### Recorded information:
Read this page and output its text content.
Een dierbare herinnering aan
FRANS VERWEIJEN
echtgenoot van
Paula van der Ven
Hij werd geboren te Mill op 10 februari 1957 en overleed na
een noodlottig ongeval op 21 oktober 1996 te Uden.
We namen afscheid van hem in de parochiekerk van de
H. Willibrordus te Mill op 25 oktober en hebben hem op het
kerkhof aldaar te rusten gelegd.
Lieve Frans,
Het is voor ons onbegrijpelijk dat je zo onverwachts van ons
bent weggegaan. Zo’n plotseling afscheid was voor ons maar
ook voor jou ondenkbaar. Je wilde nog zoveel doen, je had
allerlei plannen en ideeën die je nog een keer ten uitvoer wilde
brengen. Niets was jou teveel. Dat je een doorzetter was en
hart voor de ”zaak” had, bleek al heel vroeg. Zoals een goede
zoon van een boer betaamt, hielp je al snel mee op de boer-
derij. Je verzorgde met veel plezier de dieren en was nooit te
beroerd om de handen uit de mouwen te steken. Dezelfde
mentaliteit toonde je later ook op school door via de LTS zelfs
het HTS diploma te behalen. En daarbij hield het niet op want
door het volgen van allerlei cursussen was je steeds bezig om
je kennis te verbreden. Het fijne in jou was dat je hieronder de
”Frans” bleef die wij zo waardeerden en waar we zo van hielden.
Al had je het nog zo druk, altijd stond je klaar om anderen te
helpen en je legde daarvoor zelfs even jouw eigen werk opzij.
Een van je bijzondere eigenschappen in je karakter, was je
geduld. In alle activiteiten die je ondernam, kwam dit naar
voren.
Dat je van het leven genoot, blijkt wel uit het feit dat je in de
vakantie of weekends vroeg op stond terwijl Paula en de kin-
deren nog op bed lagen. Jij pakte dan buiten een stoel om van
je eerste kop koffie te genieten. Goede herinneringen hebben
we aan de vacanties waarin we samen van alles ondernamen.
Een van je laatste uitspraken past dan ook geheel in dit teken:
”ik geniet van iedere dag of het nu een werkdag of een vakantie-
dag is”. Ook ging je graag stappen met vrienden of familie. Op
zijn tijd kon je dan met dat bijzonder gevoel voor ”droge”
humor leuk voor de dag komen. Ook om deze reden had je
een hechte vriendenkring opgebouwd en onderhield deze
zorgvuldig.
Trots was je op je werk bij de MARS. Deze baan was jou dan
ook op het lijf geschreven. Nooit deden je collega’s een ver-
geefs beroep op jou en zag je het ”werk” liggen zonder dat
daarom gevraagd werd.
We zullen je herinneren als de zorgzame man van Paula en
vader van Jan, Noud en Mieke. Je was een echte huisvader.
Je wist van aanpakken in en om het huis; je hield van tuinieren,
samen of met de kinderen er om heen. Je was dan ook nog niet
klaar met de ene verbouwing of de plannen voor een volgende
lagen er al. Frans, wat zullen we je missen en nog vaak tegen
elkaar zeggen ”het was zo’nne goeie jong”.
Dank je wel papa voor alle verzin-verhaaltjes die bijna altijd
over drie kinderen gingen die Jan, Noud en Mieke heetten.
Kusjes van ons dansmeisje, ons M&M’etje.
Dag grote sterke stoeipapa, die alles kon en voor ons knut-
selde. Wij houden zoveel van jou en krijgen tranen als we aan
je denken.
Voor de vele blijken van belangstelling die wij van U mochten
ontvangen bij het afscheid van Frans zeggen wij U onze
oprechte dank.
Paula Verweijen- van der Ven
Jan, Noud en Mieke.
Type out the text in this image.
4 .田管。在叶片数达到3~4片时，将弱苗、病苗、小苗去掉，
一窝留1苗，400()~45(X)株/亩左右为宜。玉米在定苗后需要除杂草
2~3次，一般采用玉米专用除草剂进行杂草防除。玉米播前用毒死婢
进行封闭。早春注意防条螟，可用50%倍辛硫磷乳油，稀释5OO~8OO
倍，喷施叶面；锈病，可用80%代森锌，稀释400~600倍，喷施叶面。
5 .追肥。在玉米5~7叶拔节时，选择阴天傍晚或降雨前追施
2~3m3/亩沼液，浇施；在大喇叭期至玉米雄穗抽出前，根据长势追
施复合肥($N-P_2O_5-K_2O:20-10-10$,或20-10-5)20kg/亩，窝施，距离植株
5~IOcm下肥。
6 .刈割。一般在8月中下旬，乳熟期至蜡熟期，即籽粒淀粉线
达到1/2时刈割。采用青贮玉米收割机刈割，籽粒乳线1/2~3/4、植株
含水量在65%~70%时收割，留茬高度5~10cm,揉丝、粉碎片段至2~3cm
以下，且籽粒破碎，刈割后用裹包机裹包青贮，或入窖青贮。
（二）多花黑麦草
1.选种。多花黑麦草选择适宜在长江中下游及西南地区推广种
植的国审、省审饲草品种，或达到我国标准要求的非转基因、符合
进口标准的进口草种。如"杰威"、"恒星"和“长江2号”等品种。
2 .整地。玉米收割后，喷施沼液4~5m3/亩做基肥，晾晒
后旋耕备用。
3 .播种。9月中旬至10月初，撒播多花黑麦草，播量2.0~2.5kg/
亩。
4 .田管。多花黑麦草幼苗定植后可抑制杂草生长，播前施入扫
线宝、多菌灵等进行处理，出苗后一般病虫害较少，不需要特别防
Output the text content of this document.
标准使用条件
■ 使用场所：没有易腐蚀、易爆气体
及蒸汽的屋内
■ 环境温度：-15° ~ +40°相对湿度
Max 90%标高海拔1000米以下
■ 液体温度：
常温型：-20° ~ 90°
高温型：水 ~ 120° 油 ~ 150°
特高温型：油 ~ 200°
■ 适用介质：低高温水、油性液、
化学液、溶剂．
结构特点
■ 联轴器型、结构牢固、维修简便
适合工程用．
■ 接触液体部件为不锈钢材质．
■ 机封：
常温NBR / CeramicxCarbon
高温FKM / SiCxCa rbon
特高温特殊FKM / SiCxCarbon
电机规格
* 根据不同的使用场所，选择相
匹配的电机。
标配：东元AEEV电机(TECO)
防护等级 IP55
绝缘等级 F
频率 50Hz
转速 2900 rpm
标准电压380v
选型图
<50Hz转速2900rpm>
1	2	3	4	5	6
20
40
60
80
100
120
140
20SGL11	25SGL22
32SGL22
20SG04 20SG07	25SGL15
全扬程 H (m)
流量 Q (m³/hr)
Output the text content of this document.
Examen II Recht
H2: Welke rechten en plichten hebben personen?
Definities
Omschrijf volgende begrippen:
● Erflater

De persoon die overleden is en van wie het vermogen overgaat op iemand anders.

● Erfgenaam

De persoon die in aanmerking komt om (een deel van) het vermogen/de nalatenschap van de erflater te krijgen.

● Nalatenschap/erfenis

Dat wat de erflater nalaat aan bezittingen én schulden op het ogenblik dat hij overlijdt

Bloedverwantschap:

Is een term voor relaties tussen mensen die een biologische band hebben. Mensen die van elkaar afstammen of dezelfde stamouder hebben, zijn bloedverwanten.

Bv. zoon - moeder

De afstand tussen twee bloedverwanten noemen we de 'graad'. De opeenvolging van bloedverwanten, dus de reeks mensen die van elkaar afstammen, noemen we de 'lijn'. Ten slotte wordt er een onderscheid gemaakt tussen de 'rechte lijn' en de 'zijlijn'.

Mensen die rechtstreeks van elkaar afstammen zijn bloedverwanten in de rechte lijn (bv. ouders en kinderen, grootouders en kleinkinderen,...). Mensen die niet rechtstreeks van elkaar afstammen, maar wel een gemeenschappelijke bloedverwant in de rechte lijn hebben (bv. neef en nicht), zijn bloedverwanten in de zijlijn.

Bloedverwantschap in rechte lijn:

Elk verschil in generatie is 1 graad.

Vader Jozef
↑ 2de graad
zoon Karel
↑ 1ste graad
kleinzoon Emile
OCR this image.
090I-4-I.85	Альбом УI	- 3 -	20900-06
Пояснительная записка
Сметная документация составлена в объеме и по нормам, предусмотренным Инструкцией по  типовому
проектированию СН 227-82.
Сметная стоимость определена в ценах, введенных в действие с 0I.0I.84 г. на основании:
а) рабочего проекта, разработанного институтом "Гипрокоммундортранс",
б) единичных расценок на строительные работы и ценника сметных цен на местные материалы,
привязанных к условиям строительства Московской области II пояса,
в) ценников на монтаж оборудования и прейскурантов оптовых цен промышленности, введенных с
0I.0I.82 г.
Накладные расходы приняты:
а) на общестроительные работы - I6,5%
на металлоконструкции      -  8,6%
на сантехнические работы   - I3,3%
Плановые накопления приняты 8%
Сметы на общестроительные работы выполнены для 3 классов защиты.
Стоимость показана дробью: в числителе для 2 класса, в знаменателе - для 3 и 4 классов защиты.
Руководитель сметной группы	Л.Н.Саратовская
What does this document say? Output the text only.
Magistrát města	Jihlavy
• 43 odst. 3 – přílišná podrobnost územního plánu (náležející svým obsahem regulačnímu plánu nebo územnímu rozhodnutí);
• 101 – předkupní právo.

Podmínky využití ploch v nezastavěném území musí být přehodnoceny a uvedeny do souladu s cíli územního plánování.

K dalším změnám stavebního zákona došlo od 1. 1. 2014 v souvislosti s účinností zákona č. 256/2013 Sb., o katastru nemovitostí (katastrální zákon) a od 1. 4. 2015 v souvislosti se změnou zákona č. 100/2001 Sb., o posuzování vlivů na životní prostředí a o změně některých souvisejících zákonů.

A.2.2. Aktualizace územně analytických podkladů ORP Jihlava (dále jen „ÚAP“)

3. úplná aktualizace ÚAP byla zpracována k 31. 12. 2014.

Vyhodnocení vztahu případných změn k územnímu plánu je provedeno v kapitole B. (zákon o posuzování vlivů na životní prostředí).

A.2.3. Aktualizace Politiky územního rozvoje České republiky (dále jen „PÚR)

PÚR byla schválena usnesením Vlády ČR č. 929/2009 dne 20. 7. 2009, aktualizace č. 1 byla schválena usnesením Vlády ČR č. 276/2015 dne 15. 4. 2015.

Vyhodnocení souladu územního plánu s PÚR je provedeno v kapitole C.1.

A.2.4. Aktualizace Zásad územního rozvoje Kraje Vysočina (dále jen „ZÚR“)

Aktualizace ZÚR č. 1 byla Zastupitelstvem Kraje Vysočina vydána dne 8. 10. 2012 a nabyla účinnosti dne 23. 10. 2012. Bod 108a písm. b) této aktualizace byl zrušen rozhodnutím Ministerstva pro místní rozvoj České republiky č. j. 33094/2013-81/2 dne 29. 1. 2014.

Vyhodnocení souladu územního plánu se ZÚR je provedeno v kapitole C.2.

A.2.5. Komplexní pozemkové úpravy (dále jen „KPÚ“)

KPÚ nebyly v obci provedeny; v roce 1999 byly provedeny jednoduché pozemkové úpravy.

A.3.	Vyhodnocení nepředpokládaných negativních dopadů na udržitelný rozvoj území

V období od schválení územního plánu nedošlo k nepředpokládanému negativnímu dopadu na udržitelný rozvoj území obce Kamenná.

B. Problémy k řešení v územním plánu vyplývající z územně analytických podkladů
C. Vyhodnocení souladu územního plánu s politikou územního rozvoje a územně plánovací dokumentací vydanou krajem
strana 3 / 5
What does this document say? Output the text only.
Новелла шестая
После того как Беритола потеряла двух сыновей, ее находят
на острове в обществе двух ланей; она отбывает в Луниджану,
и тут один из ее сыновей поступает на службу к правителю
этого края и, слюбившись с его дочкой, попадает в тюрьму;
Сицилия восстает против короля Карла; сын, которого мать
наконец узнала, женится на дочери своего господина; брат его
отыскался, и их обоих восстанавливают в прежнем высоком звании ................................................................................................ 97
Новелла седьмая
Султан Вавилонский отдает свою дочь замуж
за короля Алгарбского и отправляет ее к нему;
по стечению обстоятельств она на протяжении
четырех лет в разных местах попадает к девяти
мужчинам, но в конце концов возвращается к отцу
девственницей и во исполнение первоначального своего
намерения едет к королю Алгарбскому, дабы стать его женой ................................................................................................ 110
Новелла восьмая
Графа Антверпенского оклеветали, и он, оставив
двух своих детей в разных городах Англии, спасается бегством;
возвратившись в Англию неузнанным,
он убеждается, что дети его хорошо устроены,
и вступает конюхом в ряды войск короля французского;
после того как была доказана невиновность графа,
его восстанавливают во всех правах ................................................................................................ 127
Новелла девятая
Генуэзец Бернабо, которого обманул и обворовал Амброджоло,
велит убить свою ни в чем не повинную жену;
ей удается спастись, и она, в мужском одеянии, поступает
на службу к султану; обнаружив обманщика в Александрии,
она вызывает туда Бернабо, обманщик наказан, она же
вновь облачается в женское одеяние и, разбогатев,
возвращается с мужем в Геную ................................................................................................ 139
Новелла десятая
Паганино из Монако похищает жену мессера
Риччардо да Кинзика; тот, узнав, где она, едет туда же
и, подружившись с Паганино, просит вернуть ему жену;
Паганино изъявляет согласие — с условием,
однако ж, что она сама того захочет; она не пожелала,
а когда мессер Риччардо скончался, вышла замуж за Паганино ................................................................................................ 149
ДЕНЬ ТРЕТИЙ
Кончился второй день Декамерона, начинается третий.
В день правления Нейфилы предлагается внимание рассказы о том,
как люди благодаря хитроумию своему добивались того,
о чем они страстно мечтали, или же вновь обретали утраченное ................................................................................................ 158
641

### Exercise task:
Lines of the material that contain the word "persoon" are to be gathered.

### Task solution:
De persoon die overleden is en van wie het vermogen overgaat op iemand anders.
De persoon die in aanmerking komt om (een deel van) het vermogen/de nalatenschap van de erflater te krijgen.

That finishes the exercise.